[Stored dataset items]

== == ==

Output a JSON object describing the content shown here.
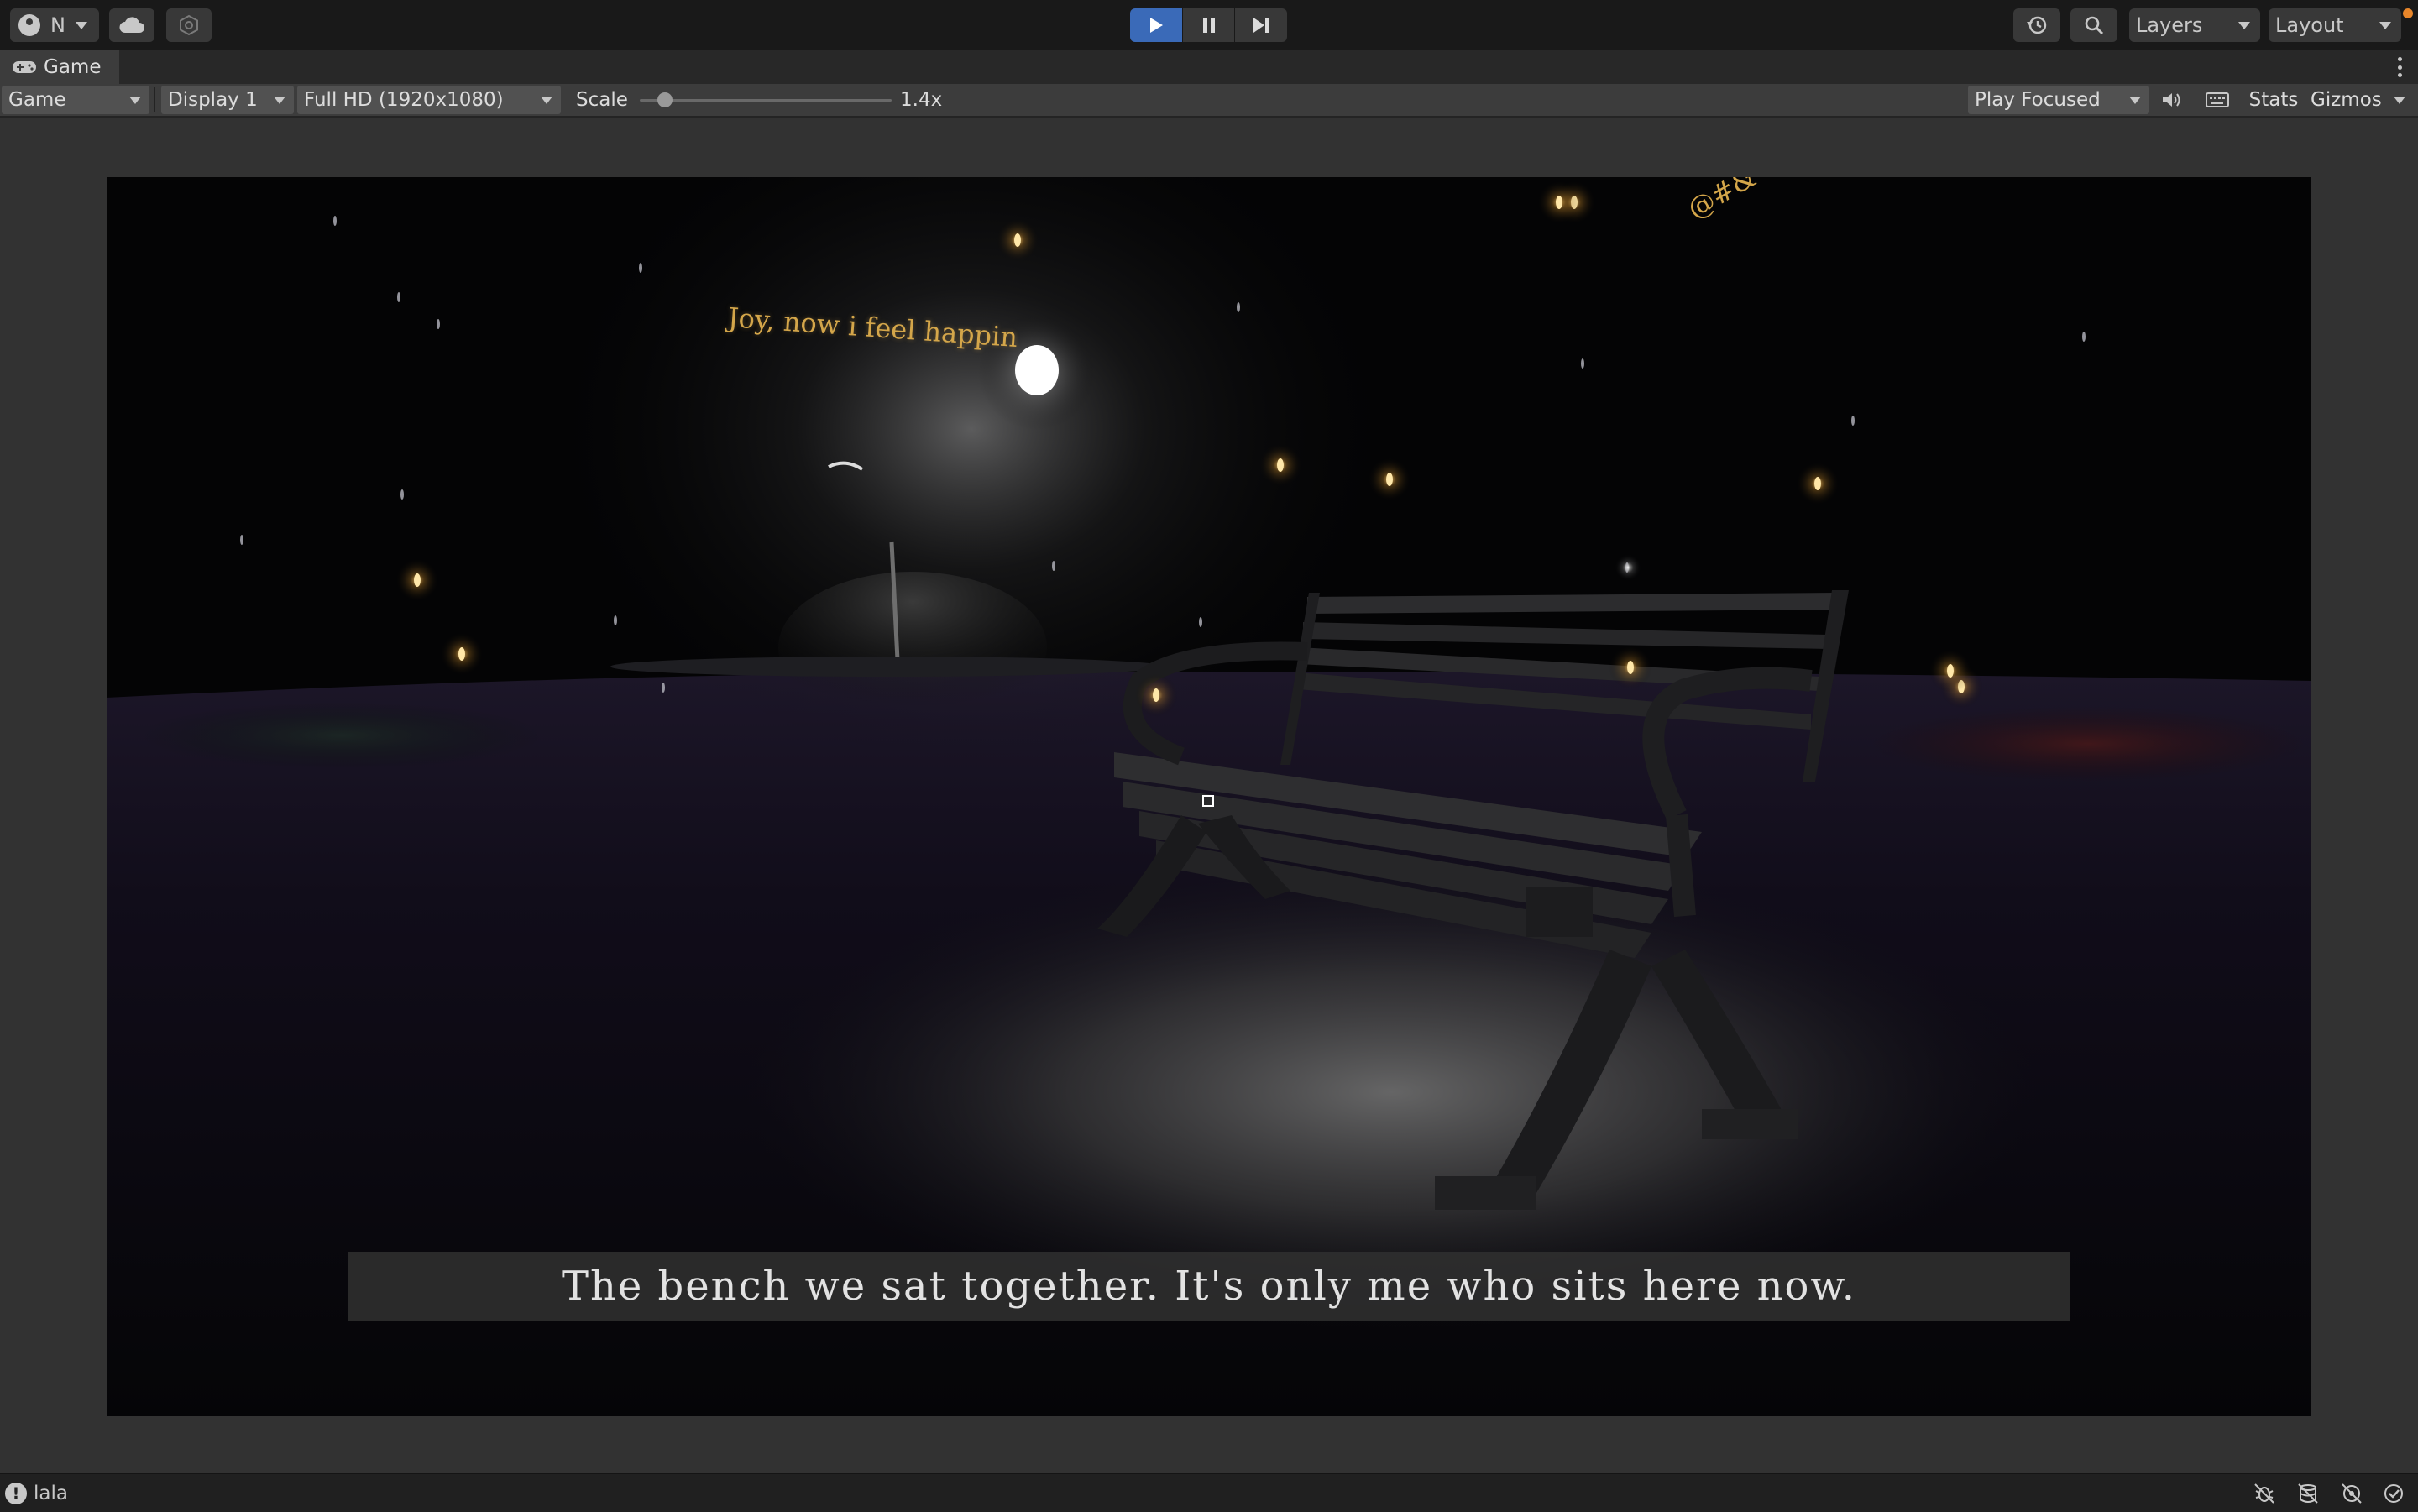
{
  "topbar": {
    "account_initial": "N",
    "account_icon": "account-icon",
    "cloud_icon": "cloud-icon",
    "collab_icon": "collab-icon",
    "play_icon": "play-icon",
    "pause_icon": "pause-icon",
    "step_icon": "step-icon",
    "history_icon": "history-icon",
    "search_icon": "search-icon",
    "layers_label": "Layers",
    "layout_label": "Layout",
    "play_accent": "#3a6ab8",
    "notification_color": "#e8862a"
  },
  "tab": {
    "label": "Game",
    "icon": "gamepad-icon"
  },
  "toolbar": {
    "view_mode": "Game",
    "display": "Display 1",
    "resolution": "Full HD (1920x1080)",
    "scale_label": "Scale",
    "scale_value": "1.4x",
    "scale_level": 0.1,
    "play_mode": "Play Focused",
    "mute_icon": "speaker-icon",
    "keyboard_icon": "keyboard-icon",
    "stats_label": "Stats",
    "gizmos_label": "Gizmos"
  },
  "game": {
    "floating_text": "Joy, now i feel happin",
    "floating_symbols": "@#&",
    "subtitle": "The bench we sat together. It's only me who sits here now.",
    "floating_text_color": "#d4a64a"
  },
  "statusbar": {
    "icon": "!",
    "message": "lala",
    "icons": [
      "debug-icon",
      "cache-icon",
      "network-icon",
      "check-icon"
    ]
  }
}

== == ==

Each record above must be returned exactly as written, with its pictures omitted.

Output a JSON object describing the content shown here.
{
  "topbar": {
    "account_initial": "N",
    "account_icon": "account-icon",
    "cloud_icon": "cloud-icon",
    "collab_icon": "collab-icon",
    "play_icon": "play-icon",
    "pause_icon": "pause-icon",
    "step_icon": "step-icon",
    "history_icon": "history-icon",
    "search_icon": "search-icon",
    "layers_label": "Layers",
    "layout_label": "Layout",
    "play_accent": "#3a6ab8",
    "notification_color": "#e8862a"
  },
  "tab": {
    "label": "Game",
    "icon": "gamepad-icon"
  },
  "toolbar": {
    "view_mode": "Game",
    "display": "Display 1",
    "resolution": "Full HD (1920x1080)",
    "scale_label": "Scale",
    "scale_value": "1.4x",
    "scale_level": 0.1,
    "play_mode": "Play Focused",
    "mute_icon": "speaker-icon",
    "keyboard_icon": "keyboard-icon",
    "stats_label": "Stats",
    "gizmos_label": "Gizmos"
  },
  "game": {
    "floating_text": "Joy, now i feel happin",
    "floating_symbols": "@#&",
    "subtitle": "The bench we sat together. It's only me who sits here now.",
    "floating_text_color": "#d4a64a"
  },
  "statusbar": {
    "icon": "!",
    "message": "lala",
    "icons": [
      "debug-icon",
      "cache-icon",
      "network-icon",
      "check-icon"
    ]
  }
}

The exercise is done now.